Exercise goal:
Copy the records below word for word.

Material for this exercise:
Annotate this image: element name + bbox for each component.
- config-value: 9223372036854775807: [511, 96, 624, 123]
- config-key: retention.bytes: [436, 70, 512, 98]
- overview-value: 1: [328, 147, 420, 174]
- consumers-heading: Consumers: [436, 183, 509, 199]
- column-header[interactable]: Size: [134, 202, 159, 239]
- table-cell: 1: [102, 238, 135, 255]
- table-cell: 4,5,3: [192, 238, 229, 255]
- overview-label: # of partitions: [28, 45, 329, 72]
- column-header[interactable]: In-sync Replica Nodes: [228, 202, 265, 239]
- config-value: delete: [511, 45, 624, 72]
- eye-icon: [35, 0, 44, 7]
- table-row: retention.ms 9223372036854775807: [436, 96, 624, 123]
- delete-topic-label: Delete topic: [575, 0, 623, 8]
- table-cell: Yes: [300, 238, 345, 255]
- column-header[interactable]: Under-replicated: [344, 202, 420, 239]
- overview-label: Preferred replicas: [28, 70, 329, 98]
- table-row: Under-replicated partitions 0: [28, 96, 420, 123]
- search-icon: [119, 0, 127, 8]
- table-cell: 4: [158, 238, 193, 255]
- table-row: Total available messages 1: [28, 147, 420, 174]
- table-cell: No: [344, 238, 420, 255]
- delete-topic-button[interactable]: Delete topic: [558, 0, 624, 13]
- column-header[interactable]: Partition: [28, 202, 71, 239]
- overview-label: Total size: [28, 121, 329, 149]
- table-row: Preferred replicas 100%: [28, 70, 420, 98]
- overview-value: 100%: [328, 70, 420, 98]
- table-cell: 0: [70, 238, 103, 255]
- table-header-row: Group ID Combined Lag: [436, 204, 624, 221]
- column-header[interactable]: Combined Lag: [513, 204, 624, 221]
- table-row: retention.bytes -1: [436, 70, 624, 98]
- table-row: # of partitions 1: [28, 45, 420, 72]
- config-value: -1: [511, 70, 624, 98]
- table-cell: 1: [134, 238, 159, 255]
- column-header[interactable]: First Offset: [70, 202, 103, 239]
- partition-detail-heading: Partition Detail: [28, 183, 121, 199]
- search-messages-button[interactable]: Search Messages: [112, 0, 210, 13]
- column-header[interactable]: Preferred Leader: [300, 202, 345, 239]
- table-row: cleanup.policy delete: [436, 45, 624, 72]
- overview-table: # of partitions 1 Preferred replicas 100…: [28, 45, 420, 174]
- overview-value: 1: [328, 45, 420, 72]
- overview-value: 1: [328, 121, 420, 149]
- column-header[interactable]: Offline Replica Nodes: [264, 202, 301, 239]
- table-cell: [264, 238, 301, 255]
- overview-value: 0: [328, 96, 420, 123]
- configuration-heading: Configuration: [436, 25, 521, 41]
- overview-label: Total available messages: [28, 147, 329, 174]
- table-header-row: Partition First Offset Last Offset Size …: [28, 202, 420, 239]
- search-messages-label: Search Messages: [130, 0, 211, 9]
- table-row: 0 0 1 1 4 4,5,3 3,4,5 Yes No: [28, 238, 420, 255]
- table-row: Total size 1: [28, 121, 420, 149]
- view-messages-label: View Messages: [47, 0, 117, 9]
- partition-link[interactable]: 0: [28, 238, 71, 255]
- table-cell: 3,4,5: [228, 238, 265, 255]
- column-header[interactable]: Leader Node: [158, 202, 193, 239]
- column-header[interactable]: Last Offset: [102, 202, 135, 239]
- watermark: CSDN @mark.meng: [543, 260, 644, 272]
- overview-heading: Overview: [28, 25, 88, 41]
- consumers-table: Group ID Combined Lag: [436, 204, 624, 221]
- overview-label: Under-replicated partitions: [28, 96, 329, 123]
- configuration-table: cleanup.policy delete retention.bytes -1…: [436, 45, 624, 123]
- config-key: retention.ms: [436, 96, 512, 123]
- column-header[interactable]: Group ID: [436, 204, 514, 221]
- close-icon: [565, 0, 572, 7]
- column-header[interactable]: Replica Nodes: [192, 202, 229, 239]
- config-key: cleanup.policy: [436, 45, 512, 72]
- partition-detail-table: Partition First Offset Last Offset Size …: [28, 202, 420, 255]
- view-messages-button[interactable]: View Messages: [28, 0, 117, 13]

Exercise answer:
Annotate this image: element name + bbox for each component.
- config-value: 9223372036854775807: [511, 96, 624, 123]
- config-key: retention.bytes: [436, 70, 512, 98]
- overview-value: 1: [328, 147, 420, 174]
- consumers-heading: Consumers: [436, 183, 509, 199]
- column-header[interactable]: Size: [134, 202, 159, 239]
- table-cell: 1: [102, 238, 135, 255]
- table-cell: 4,5,3: [192, 238, 229, 255]
- overview-label: # of partitions: [28, 45, 329, 72]
- column-header[interactable]: In-sync Replica Nodes: [228, 202, 265, 239]
- config-value: delete: [511, 45, 624, 72]
- eye-icon: [35, 0, 44, 7]
- table-row: retention.ms 9223372036854775807: [436, 96, 624, 123]
- delete-topic-label: Delete topic: [575, 0, 623, 8]
- table-cell: Yes: [300, 238, 345, 255]
- column-header[interactable]: Under-replicated: [344, 202, 420, 239]
- overview-label: Preferred replicas: [28, 70, 329, 98]
- table-row: Under-replicated partitions 0: [28, 96, 420, 123]
- search-icon: [119, 0, 127, 8]
- table-cell: 4: [158, 238, 193, 255]
- table-row: Total available messages 1: [28, 147, 420, 174]
- table-cell: No: [344, 238, 420, 255]
- delete-topic-button[interactable]: Delete topic: [558, 0, 624, 13]
- column-header[interactable]: Partition: [28, 202, 71, 239]
- overview-label: Total size: [28, 121, 329, 149]
- table-row: Preferred replicas 100%: [28, 70, 420, 98]
- overview-value: 100%: [328, 70, 420, 98]
- table-cell: 0: [70, 238, 103, 255]
- table-header-row: Group ID Combined Lag: [436, 204, 624, 221]
- column-header[interactable]: Combined Lag: [513, 204, 624, 221]
- table-row: retention.bytes -1: [436, 70, 624, 98]
- table-row: # of partitions 1: [28, 45, 420, 72]
- config-value: -1: [511, 70, 624, 98]
- table-cell: 1: [134, 238, 159, 255]
- column-header[interactable]: First Offset: [70, 202, 103, 239]
- partition-detail-heading: Partition Detail: [28, 183, 121, 199]
- search-messages-button[interactable]: Search Messages: [112, 0, 210, 13]
- column-header[interactable]: Preferred Leader: [300, 202, 345, 239]
- table-row: cleanup.policy delete: [436, 45, 624, 72]
- overview-table: # of partitions 1 Preferred replicas 100…: [28, 45, 420, 174]
- overview-value: 1: [328, 45, 420, 72]
- overview-value: 1: [328, 121, 420, 149]
- column-header[interactable]: Offline Replica Nodes: [264, 202, 301, 239]
- table-cell: [264, 238, 301, 255]
- overview-value: 0: [328, 96, 420, 123]
- configuration-heading: Configuration: [436, 25, 521, 41]
- overview-label: Total available messages: [28, 147, 329, 174]
- table-header-row: Partition First Offset Last Offset Size …: [28, 202, 420, 239]
- search-messages-label: Search Messages: [130, 0, 211, 9]
- table-row: 0 0 1 1 4 4,5,3 3,4,5 Yes No: [28, 238, 420, 255]
- table-row: Total size 1: [28, 121, 420, 149]
- view-messages-label: View Messages: [47, 0, 117, 9]
- partition-link[interactable]: 0: [28, 238, 71, 255]
- table-cell: 3,4,5: [228, 238, 265, 255]
- column-header[interactable]: Leader Node: [158, 202, 193, 239]
- column-header[interactable]: Last Offset: [102, 202, 135, 239]
- watermark: CSDN @mark.meng: [543, 260, 644, 272]
- overview-heading: Overview: [28, 25, 88, 41]
- consumers-table: Group ID Combined Lag: [436, 204, 624, 221]
- overview-label: Under-replicated partitions: [28, 96, 329, 123]
- configuration-table: cleanup.policy delete retention.bytes -1…: [436, 45, 624, 123]
- config-key: retention.ms: [436, 96, 512, 123]
- column-header[interactable]: Group ID: [436, 204, 514, 221]
- close-icon: [565, 0, 572, 7]
- column-header[interactable]: Replica Nodes: [192, 202, 229, 239]
- config-key: cleanup.policy: [436, 45, 512, 72]
- partition-detail-table: Partition First Offset Last Offset Size …: [28, 202, 420, 255]
- view-messages-button[interactable]: View Messages: [28, 0, 117, 13]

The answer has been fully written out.